Data listing
------------------------------------------------------------------------

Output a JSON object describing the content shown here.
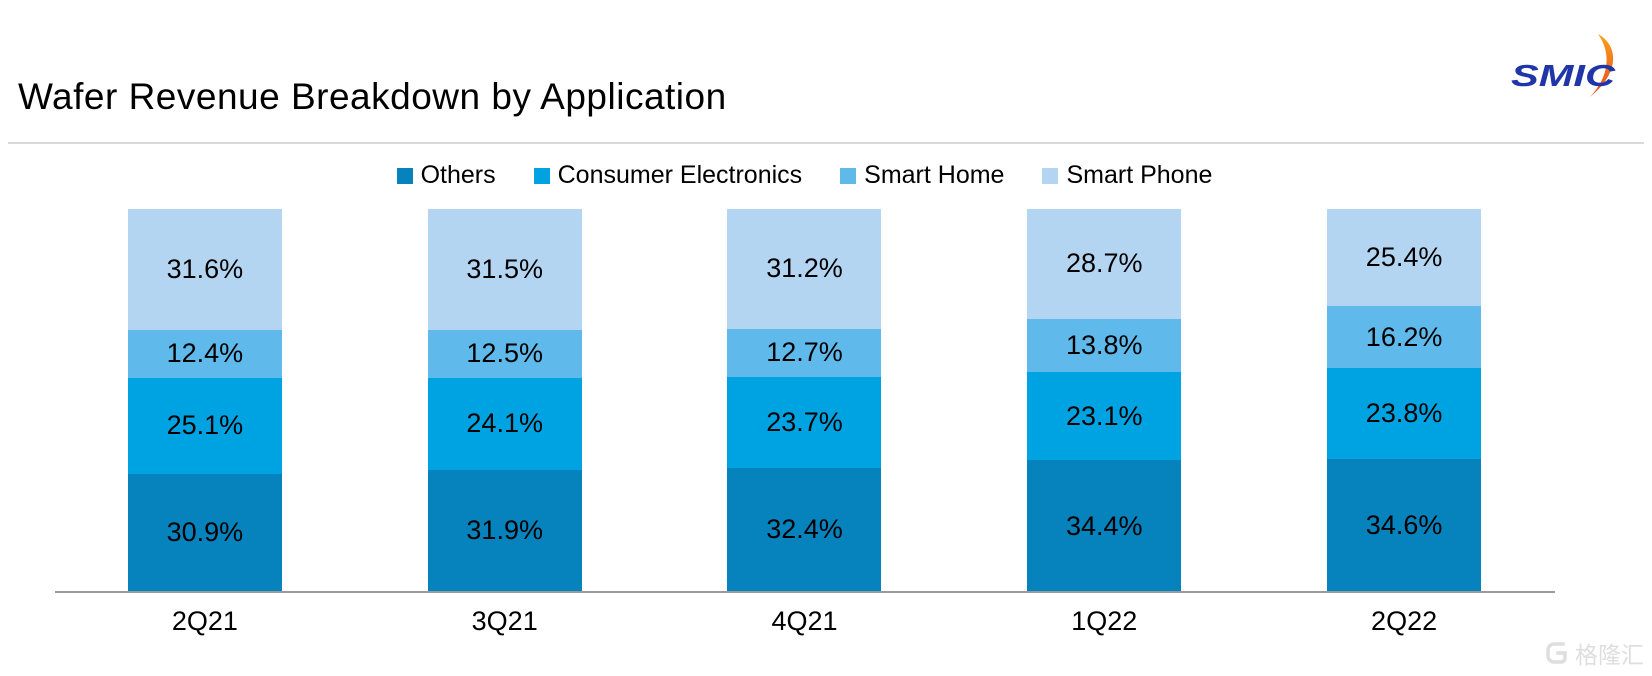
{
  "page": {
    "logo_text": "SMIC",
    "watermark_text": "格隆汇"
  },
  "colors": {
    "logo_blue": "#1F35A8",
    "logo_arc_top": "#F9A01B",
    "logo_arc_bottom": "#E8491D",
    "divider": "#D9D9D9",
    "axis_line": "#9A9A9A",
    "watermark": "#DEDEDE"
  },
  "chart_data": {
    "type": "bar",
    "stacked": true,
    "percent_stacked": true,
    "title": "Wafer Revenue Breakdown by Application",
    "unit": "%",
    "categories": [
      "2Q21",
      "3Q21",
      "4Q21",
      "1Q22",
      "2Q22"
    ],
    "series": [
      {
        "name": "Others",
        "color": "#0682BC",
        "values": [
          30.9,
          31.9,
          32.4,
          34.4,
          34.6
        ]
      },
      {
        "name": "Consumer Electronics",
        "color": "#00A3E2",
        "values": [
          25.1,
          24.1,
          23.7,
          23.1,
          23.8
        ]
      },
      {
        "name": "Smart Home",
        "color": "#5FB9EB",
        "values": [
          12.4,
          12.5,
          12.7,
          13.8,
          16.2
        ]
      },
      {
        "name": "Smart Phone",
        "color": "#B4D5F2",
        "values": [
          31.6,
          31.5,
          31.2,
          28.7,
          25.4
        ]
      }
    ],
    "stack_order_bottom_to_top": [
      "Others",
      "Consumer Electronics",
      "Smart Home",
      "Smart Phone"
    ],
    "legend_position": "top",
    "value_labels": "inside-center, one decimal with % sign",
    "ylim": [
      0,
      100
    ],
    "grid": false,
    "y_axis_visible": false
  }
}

------------------------------------------------------------------------

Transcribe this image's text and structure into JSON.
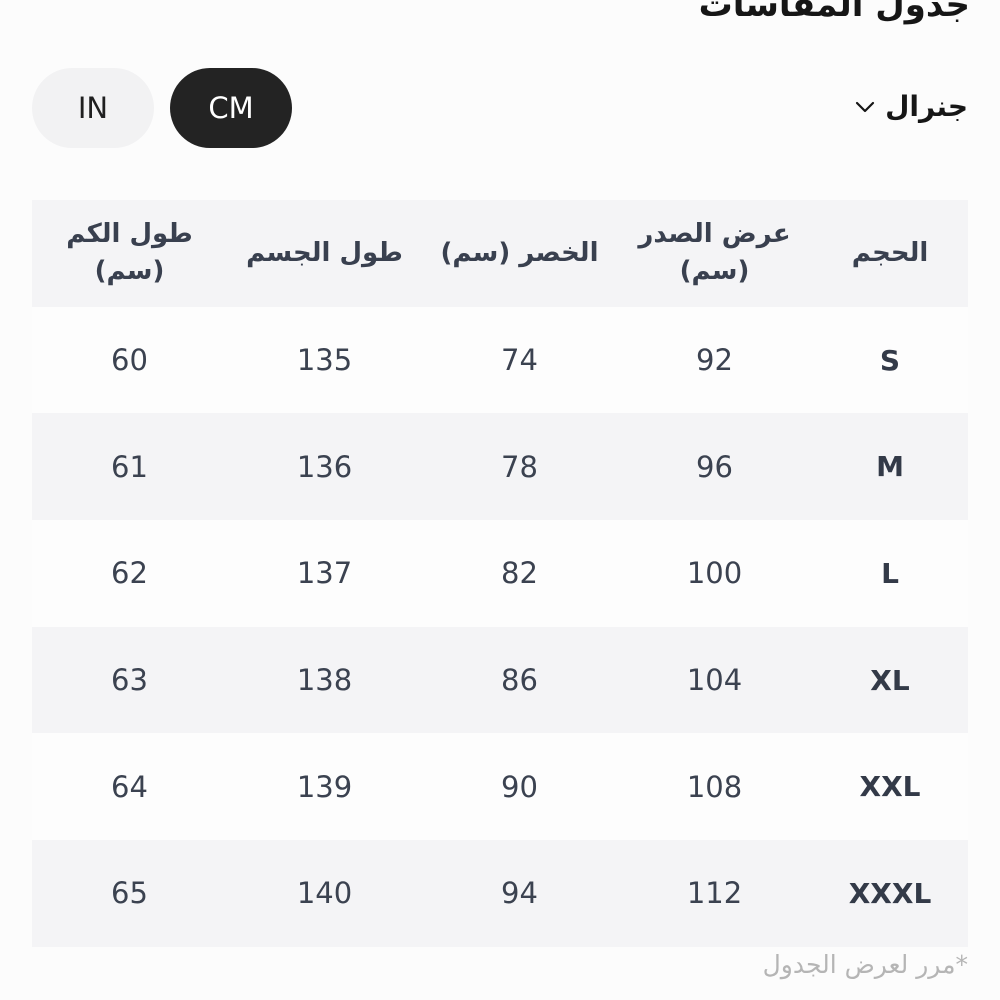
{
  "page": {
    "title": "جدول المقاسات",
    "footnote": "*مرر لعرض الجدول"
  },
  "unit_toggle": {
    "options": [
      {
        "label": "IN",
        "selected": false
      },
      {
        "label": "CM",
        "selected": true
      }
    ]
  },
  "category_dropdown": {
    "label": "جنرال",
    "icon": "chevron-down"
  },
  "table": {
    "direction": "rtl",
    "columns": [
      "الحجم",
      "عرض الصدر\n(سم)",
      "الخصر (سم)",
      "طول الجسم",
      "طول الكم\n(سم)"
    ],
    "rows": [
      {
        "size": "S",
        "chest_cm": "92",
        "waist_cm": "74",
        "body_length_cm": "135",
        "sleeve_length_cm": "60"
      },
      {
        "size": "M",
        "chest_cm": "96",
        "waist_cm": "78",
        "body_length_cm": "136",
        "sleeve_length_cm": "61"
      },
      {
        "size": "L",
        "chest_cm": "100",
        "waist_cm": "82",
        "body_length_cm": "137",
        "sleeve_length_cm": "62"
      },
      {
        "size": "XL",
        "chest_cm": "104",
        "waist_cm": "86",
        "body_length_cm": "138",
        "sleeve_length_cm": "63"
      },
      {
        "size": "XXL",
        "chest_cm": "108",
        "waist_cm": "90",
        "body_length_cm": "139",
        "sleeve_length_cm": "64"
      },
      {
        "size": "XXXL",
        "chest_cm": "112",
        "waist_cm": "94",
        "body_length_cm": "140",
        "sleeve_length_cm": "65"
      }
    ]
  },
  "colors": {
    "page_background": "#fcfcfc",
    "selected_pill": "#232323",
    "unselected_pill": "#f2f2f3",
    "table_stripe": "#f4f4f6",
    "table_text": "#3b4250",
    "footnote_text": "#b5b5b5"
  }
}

------------------------------------------------------------------------

**Description of the task:** Copy out every line where the word "JSON" occurs.

**Correct response:**
Output a JSON object describing the content shown here.
Transcribe this image's text and structure into JSON.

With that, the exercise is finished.